Data records
◆ ◆ ◆ ◆ ◆ ◆ ◆

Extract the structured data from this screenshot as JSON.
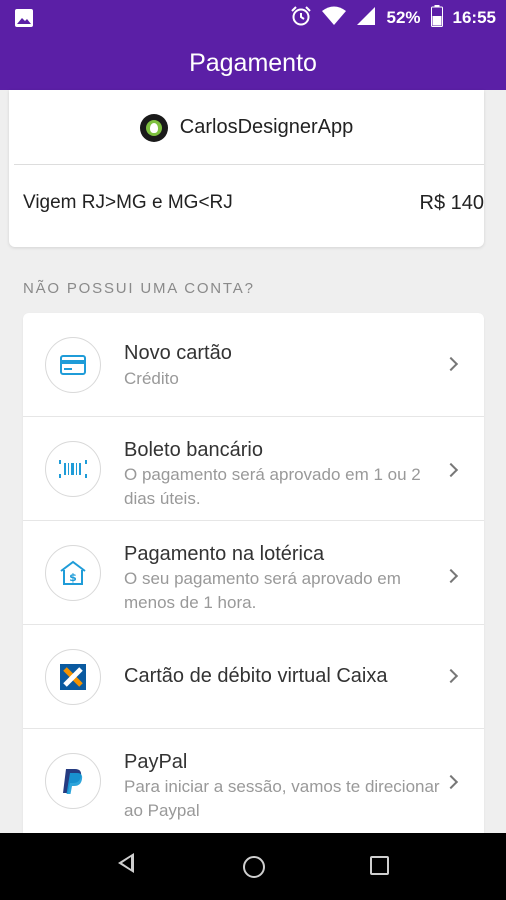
{
  "status_bar": {
    "battery": "52%",
    "time": "16:55",
    "icons": [
      "image-notification-icon",
      "alarm-icon",
      "wifi-icon",
      "signal-icon",
      "battery-icon"
    ]
  },
  "app_bar": {
    "title": "Pagamento"
  },
  "merchant": {
    "name": "CarlosDesignerApp",
    "logo_icon": "merchant-logo-icon"
  },
  "order": {
    "description": "Vigem RJ>MG e MG<RJ",
    "amount": "R$ 140"
  },
  "section": {
    "title": "NÃO POSSUI UMA CONTA?"
  },
  "payment_methods": [
    {
      "title": "Novo cartão",
      "subtitle": "Crédito",
      "icon": "credit-card-icon"
    },
    {
      "title": "Boleto bancário",
      "subtitle": "O pagamento será aprovado em 1 ou 2 dias úteis.",
      "icon": "barcode-icon"
    },
    {
      "title": "Pagamento na lotérica",
      "subtitle": "O seu pagamento será aprovado em menos de 1 hora.",
      "icon": "lottery-store-icon"
    },
    {
      "title": "Cartão de débito virtual Caixa",
      "subtitle": "",
      "icon": "caixa-logo-icon"
    },
    {
      "title": "PayPal",
      "subtitle": "Para iniciar a sessão, vamos te direcionar ao Paypal",
      "icon": "paypal-logo-icon"
    }
  ],
  "colors": {
    "primary": "#5b1fa6",
    "background": "#efefef",
    "card": "#ffffff",
    "icon_blue": "#1f9cd8",
    "caixa_blue": "#0a5aa0",
    "caixa_orange": "#f39200",
    "paypal_dark": "#253b80",
    "paypal_light": "#179bd7"
  }
}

◆ ◆ ◆ ◆ ◆ ◆ ◆

Each entry above should be reproduced exactly, with the pictures removed.

> [CORRECT RESPONSE]
Extract the structured data from this screenshot as JSON.
{
  "status_bar": {
    "battery": "52%",
    "time": "16:55",
    "icons": [
      "image-notification-icon",
      "alarm-icon",
      "wifi-icon",
      "signal-icon",
      "battery-icon"
    ]
  },
  "app_bar": {
    "title": "Pagamento"
  },
  "merchant": {
    "name": "CarlosDesignerApp",
    "logo_icon": "merchant-logo-icon"
  },
  "order": {
    "description": "Vigem RJ>MG e MG<RJ",
    "amount": "R$ 140"
  },
  "section": {
    "title": "NÃO POSSUI UMA CONTA?"
  },
  "payment_methods": [
    {
      "title": "Novo cartão",
      "subtitle": "Crédito",
      "icon": "credit-card-icon"
    },
    {
      "title": "Boleto bancário",
      "subtitle": "O pagamento será aprovado em 1 ou 2 dias úteis.",
      "icon": "barcode-icon"
    },
    {
      "title": "Pagamento na lotérica",
      "subtitle": "O seu pagamento será aprovado em menos de 1 hora.",
      "icon": "lottery-store-icon"
    },
    {
      "title": "Cartão de débito virtual Caixa",
      "subtitle": "",
      "icon": "caixa-logo-icon"
    },
    {
      "title": "PayPal",
      "subtitle": "Para iniciar a sessão, vamos te direcionar ao Paypal",
      "icon": "paypal-logo-icon"
    }
  ],
  "colors": {
    "primary": "#5b1fa6",
    "background": "#efefef",
    "card": "#ffffff",
    "icon_blue": "#1f9cd8",
    "caixa_blue": "#0a5aa0",
    "caixa_orange": "#f39200",
    "paypal_dark": "#253b80",
    "paypal_light": "#179bd7"
  }
}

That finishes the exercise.